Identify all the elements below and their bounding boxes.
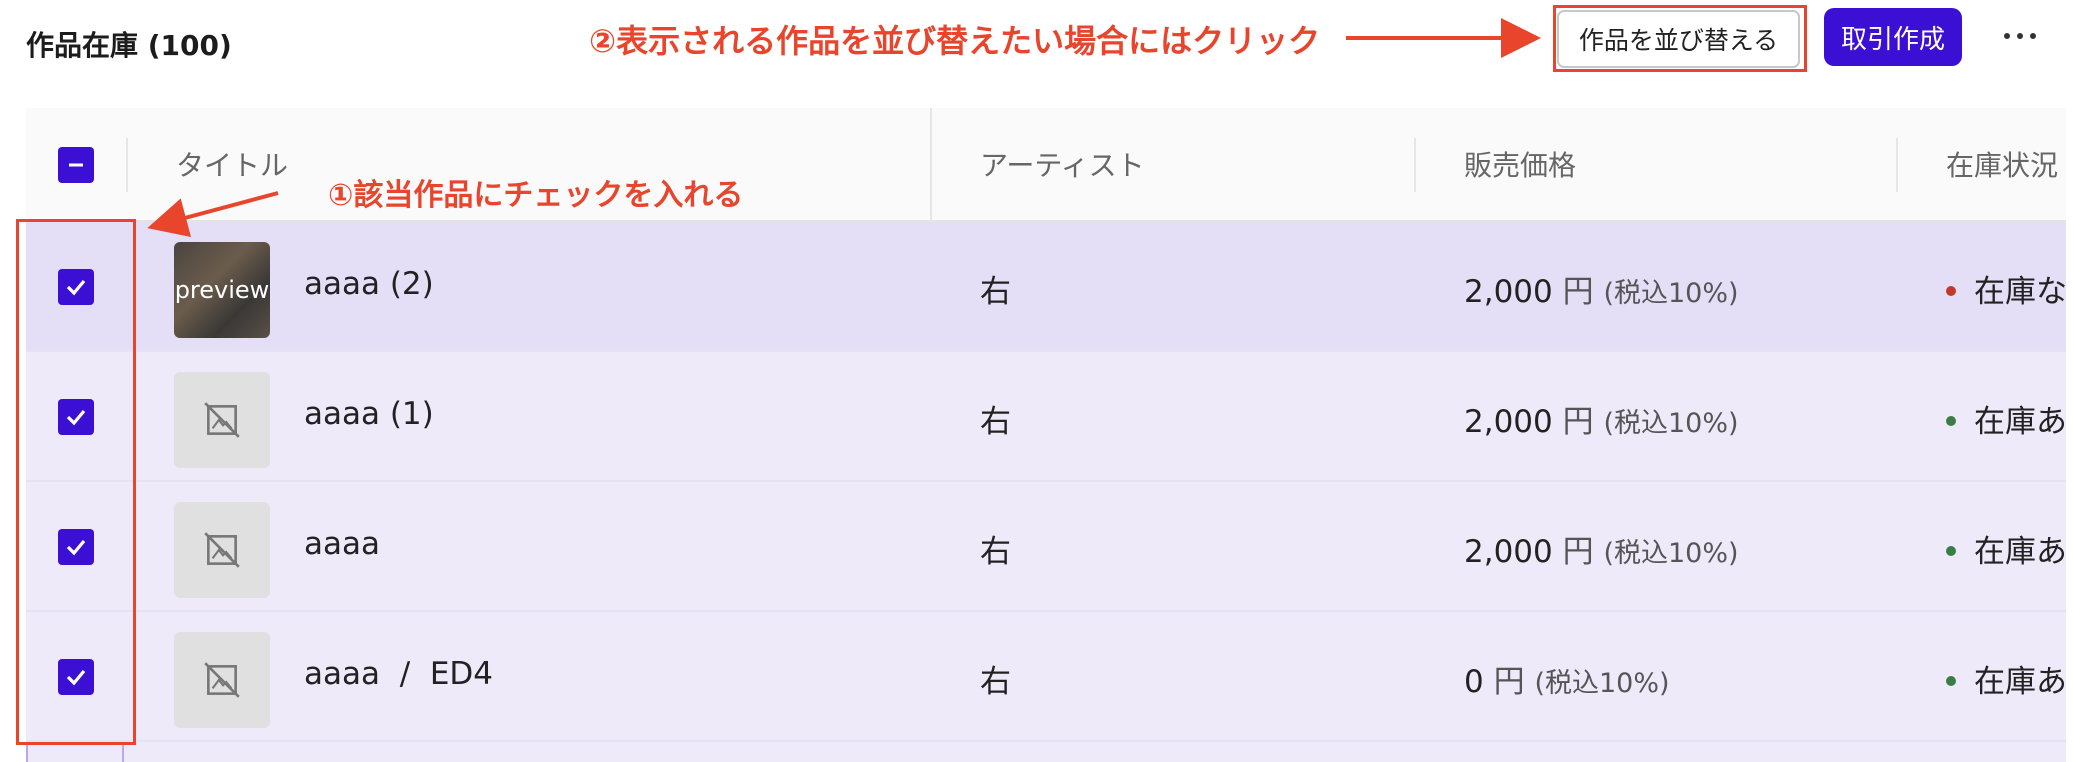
row-artist: 右: [980, 534, 1011, 570]
table-row[interactable]: aaaa / ED4 右 0 円 (税込10%) 在庫あ: [26, 612, 2066, 742]
row-price: 0 円 (税込10%): [1464, 664, 1670, 700]
artwork-thumbnail: preview: [174, 242, 270, 338]
row-stock-status: 在庫あ: [1946, 526, 2066, 571]
row-price: 2,000 円 (税込10%): [1464, 404, 1739, 440]
row-stock-status: 在庫あ: [1946, 656, 2066, 701]
row-stock-status: 在庫あ: [1946, 396, 2066, 441]
row-stock-status: 在庫な: [1946, 266, 2066, 311]
row-title[interactable]: aaaa / ED4: [304, 656, 493, 692]
table-row[interactable]: [26, 742, 2066, 762]
table-row[interactable]: aaaa 右 2,000 円 (税込10%) 在庫あ: [26, 482, 2066, 612]
row-title[interactable]: aaaa (1): [304, 396, 434, 432]
page-title: 作品在庫 (100): [26, 29, 232, 62]
minus-icon: [69, 163, 83, 167]
row-price: 2,000 円 (税込10%): [1464, 274, 1739, 310]
row-artist: 右: [980, 274, 1011, 310]
table-row[interactable]: preview aaaa (2) 右 2,000 円 (税込10%) 在庫な: [26, 222, 2066, 352]
row-artist: 右: [980, 664, 1011, 700]
row-checkbox[interactable]: [26, 742, 124, 762]
status-dot-icon: [1946, 675, 1956, 686]
annotation-step1: ①該当作品にチェックを入れる: [328, 178, 744, 213]
column-header-artist[interactable]: アーティスト: [980, 144, 1145, 184]
row-price: 2,000 円 (税込10%): [1464, 534, 1739, 570]
annotation-reorder-highlight: [1553, 5, 1807, 72]
more-options-icon[interactable]: [1996, 16, 2044, 56]
row-title[interactable]: aaaa: [304, 526, 380, 562]
annotation-checkbox-highlight: [16, 219, 136, 745]
column-header-stock[interactable]: 在庫状況: [1946, 144, 2058, 184]
select-all-checkbox[interactable]: [58, 147, 94, 183]
no-image-icon: [174, 632, 270, 728]
status-dot-icon: [1946, 545, 1956, 556]
row-title[interactable]: aaaa (2): [304, 266, 434, 302]
column-header-price[interactable]: 販売価格: [1464, 144, 1576, 184]
thumbnail-preview-label: preview: [174, 276, 270, 304]
no-image-icon: [174, 502, 270, 598]
row-artist: 右: [980, 404, 1011, 440]
status-dot-icon: [1946, 415, 1956, 426]
annotation-step2: ②表示される作品を並び替えたい場合にはクリック: [589, 22, 1321, 60]
status-dot-icon: [1946, 285, 1956, 296]
create-transaction-button[interactable]: 取引作成: [1824, 8, 1962, 66]
table-row[interactable]: aaaa (1) 右 2,000 円 (税込10%) 在庫あ: [26, 352, 2066, 482]
no-image-icon: [174, 372, 270, 468]
column-header-title[interactable]: タイトル: [176, 144, 288, 184]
────
Copy the material above line for line, without changing any character, and leave out the pictures.

COMPLETE RESPONSE:
Identify all the elements below and their bounding boxes.
row-artist: 右: [980, 534, 1011, 570]
table-row[interactable]: aaaa / ED4 右 0 円 (税込10%) 在庫あ: [26, 612, 2066, 742]
row-price: 0 円 (税込10%): [1464, 664, 1670, 700]
artwork-thumbnail: preview: [174, 242, 270, 338]
row-stock-status: 在庫あ: [1946, 526, 2066, 571]
row-price: 2,000 円 (税込10%): [1464, 404, 1739, 440]
row-stock-status: 在庫あ: [1946, 656, 2066, 701]
row-stock-status: 在庫あ: [1946, 396, 2066, 441]
row-stock-status: 在庫な: [1946, 266, 2066, 311]
row-title[interactable]: aaaa / ED4: [304, 656, 493, 692]
table-row[interactable]: [26, 742, 2066, 762]
table-row[interactable]: aaaa 右 2,000 円 (税込10%) 在庫あ: [26, 482, 2066, 612]
row-title[interactable]: aaaa (1): [304, 396, 434, 432]
page-title: 作品在庫 (100): [26, 29, 232, 62]
minus-icon: [69, 163, 83, 167]
row-price: 2,000 円 (税込10%): [1464, 274, 1739, 310]
row-artist: 右: [980, 274, 1011, 310]
table-row[interactable]: preview aaaa (2) 右 2,000 円 (税込10%) 在庫な: [26, 222, 2066, 352]
row-artist: 右: [980, 664, 1011, 700]
row-checkbox[interactable]: [26, 742, 124, 762]
status-dot-icon: [1946, 675, 1956, 686]
annotation-step1: ①該当作品にチェックを入れる: [328, 178, 744, 213]
column-header-artist[interactable]: アーティスト: [980, 144, 1145, 184]
row-price: 2,000 円 (税込10%): [1464, 534, 1739, 570]
annotation-reorder-highlight: [1553, 5, 1807, 72]
more-options-icon[interactable]: [1996, 16, 2044, 56]
row-title[interactable]: aaaa: [304, 526, 380, 562]
annotation-checkbox-highlight: [16, 219, 136, 745]
column-header-stock[interactable]: 在庫状況: [1946, 144, 2058, 184]
select-all-checkbox[interactable]: [58, 147, 94, 183]
no-image-icon: [174, 632, 270, 728]
status-dot-icon: [1946, 545, 1956, 556]
row-title[interactable]: aaaa (2): [304, 266, 434, 302]
column-header-price[interactable]: 販売価格: [1464, 144, 1576, 184]
thumbnail-preview-label: preview: [174, 276, 270, 304]
no-image-icon: [174, 502, 270, 598]
row-artist: 右: [980, 404, 1011, 440]
status-dot-icon: [1946, 415, 1956, 426]
annotation-step2: ②表示される作品を並び替えたい場合にはクリック: [589, 22, 1321, 60]
status-dot-icon: [1946, 285, 1956, 296]
create-transaction-button[interactable]: 取引作成: [1824, 8, 1962, 66]
table-row[interactable]: aaaa (1) 右 2,000 円 (税込10%) 在庫あ: [26, 352, 2066, 482]
no-image-icon: [174, 372, 270, 468]
column-header-title[interactable]: タイトル: [176, 144, 288, 184]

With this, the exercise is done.